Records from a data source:

** Start **

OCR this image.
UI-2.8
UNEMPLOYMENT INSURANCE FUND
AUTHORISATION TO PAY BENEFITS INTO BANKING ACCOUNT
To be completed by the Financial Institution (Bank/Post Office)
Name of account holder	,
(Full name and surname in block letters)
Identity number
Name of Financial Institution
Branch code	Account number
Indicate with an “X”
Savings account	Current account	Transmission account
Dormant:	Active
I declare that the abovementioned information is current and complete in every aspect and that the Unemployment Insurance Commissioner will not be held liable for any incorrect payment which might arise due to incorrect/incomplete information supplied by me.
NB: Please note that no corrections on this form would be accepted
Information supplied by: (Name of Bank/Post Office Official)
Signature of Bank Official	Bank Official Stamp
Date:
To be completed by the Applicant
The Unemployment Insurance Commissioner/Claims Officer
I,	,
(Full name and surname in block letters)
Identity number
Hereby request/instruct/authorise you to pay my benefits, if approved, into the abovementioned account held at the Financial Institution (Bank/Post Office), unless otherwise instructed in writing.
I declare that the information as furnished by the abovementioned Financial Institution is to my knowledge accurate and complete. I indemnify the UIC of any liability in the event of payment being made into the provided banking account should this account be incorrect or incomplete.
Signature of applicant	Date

** End **

• **What you will do**
The records above are to be repeated exactly, in their entirety.

• **Written answer**
OCR this image.
UI-2.8
UNEMPLOYMENT INSURANCE FUND
AUTHORISATION TO PAY BENEFITS INTO BANKING ACCOUNT
To be completed by the Financial Institution (Bank/Post Office)
Name of account holder	,
(Full name and surname in block letters)
Identity number
Name of Financial Institution
Branch code	Account number
Indicate with an “X”
Savings account	Current account	Transmission account
Dormant:	Active
I declare that the abovementioned information is current and complete in every aspect and that the Unemployment Insurance Commissioner will not be held liable for any incorrect payment which might arise due to incorrect/incomplete information supplied by me.
NB: Please note that no corrections on this form would be accepted
Information supplied by: (Name of Bank/Post Office Official)
Signature of Bank Official	Bank Official Stamp
Date:
To be completed by the Applicant
The Unemployment Insurance Commissioner/Claims Officer
I,	,
(Full name and surname in block letters)
Identity number
Hereby request/instruct/authorise you to pay my benefits, if approved, into the abovementioned account held at the Financial Institution (Bank/Post Office), unless otherwise instructed in writing.
I declare that the information as furnished by the abovementioned Financial Institution is to my knowledge accurate and complete. I indemnify the UIC of any liability in the event of payment being made into the provided banking account should this account be incorrect or incomplete.
Signature of applicant	Date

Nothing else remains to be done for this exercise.